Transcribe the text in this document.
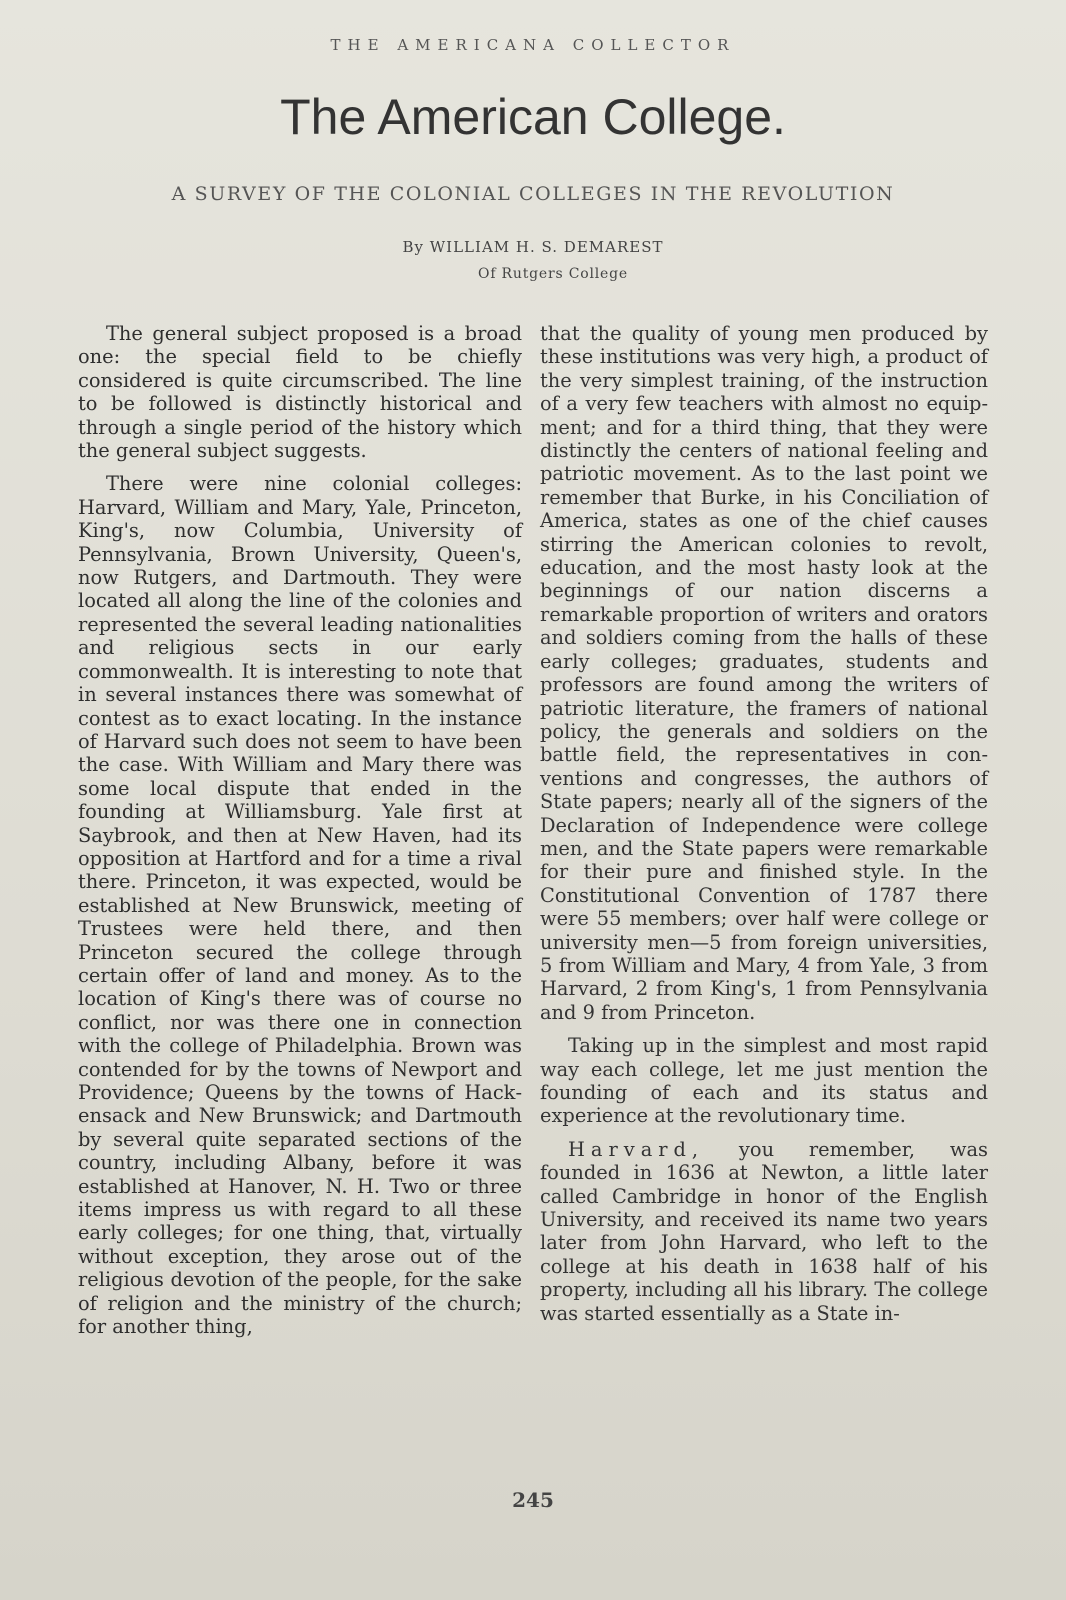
THE AMERICANA COLLECTOR
The American College.
A SURVEY OF THE COLONIAL COLLEGES IN THE REVOLUTION
By WILLIAM H. S. DEMAREST
Of Rutgers College

The general subject proposed is a broad one: the special field to be chiefly considered is quite circumscribed. The line to be followed is distinctly historical and through a single period of the history which the general subject suggests.

There were nine colonial colleges: Harvard, William and Mary, Yale, Princeton, King's, now Columbia, University of Pennsylvania, Brown University, Queen's, now Rutgers, and Dartmouth. They were located all along the line of the colonies and represented the several leading nationalities and religious sects in our early commonwealth. It is interesting to note that in several instances there was somewhat of contest as to exact locating. In the instance of Harvard such does not seem to have been the case. With William and Mary there was some local dispute that ended in the founding at Williamsburg. Yale first at Saybrook, and then at New Haven, had its opposition at Hartford and for a time a rival there. Princeton, it was expected, would be established at New Brunswick, meeting of Trustees were held there, and then Princeton secured the college through certain offer of land and money. As to the location of King's there was of course no conflict, nor was there one in connection with the college of Philadelphia. Brown was contended for by the towns of Newport and Providence; Queens by the towns of Hackensack and New Brunswick; and Dartmouth by several quite separated sections of the country, including Albany, before it was established at Hanover, N. H. Two or three items impress us with regard to all these early colleges; for one thing, that, virtually without exception, they arose out of the religious devotion of the people, for the sake of religion and the ministry of the church; for another thing,

that the quality of young men produced by these institutions was very high, a product of the very simplest training, of the instruction of a very few teachers with almost no equipment; and for a third thing, that they were distinctly the centers of national feeling and patriotic movement. As to the last point we remember that Burke, in his Conciliation of America, states as one of the chief causes stirring the American colonies to revolt, education, and the most hasty look at the beginnings of our nation discerns a remarkable proportion of writers and orators and soldiers coming from the halls of these early colleges; graduates, students and professors are found among the writers of patriotic literature, the framers of national policy, the generals and soldiers on the battle field, the representatives in conventions and congresses, the authors of State papers; nearly all of the signers of the Declaration of Independence were college men, and the State papers were remarkable for their pure and finished style. In the Constitutional Convention of 1787 there were 55 members; over half were college or university men—5 from foreign universities, 5 from William and Mary, 4 from Yale, 3 from Harvard, 2 from King's, 1 from Pennsylvania and 9 from Princeton.

Taking up in the simplest and most rapid way each college, let me just mention the founding of each and its status and experience at the revolutionary time.

Harvard, you remember, was founded in 1636 at Newton, a little later called Cambridge in honor of the English University, and received its name two years later from John Harvard, who left to the college at his death in 1638 half of his property, including all his library. The college was started essentially as a State in-

245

==================================================

— TASK TO COMPLETE —
Without the pictures, copy the material exactly as given.

— EXPECTED ANSWER —
Transcribe the text in this document.
THE AMERICANA COLLECTOR
The American College.
A SURVEY OF THE COLONIAL COLLEGES IN THE REVOLUTION
By WILLIAM H. S. DEMAREST
Of Rutgers College

The general subject proposed is a broad one: the special field to be chiefly considered is quite circumscribed. The line to be followed is distinctly historical and through a single period of the history which the general subject suggests.

There were nine colonial colleges: Harvard, William and Mary, Yale, Princeton, King's, now Columbia, University of Pennsylvania, Brown University, Queen's, now Rutgers, and Dartmouth. They were located all along the line of the colonies and represented the several leading nationalities and religious sects in our early commonwealth. It is interesting to note that in several instances there was somewhat of contest as to exact locating. In the instance of Harvard such does not seem to have been the case. With William and Mary there was some local dispute that ended in the founding at Williamsburg. Yale first at Saybrook, and then at New Haven, had its opposition at Hartford and for a time a rival there. Princeton, it was expected, would be established at New Brunswick, meeting of Trustees were held there, and then Princeton secured the college through certain offer of land and money. As to the location of King's there was of course no conflict, nor was there one in connection with the college of Philadelphia. Brown was contended for by the towns of Newport and Providence; Queens by the towns of Hackensack and New Brunswick; and Dartmouth by several quite separated sections of the country, including Albany, before it was established at Hanover, N. H. Two or three items impress us with regard to all these early colleges; for one thing, that, virtually without exception, they arose out of the religious devotion of the people, for the sake of religion and the ministry of the church; for another thing,

that the quality of young men produced by these institutions was very high, a product of the very simplest training, of the instruction of a very few teachers with almost no equipment; and for a third thing, that they were distinctly the centers of national feeling and patriotic movement. As to the last point we remember that Burke, in his Conciliation of America, states as one of the chief causes stirring the American colonies to revolt, education, and the most hasty look at the beginnings of our nation discerns a remarkable proportion of writers and orators and soldiers coming from the halls of these early colleges; graduates, students and professors are found among the writers of patriotic literature, the framers of national policy, the generals and soldiers on the battle field, the representatives in conventions and congresses, the authors of State papers; nearly all of the signers of the Declaration of Independence were college men, and the State papers were remarkable for their pure and finished style. In the Constitutional Convention of 1787 there were 55 members; over half were college or university men—5 from foreign universities, 5 from William and Mary, 4 from Yale, 3 from Harvard, 2 from King's, 1 from Pennsylvania and 9 from Princeton.

Taking up in the simplest and most rapid way each college, let me just mention the founding of each and its status and experience at the revolutionary time.

Harvard, you remember, was founded in 1636 at Newton, a little later called Cambridge in honor of the English University, and received its name two years later from John Harvard, who left to the college at his death in 1638 half of his property, including all his library. The college was started essentially as a State in-

245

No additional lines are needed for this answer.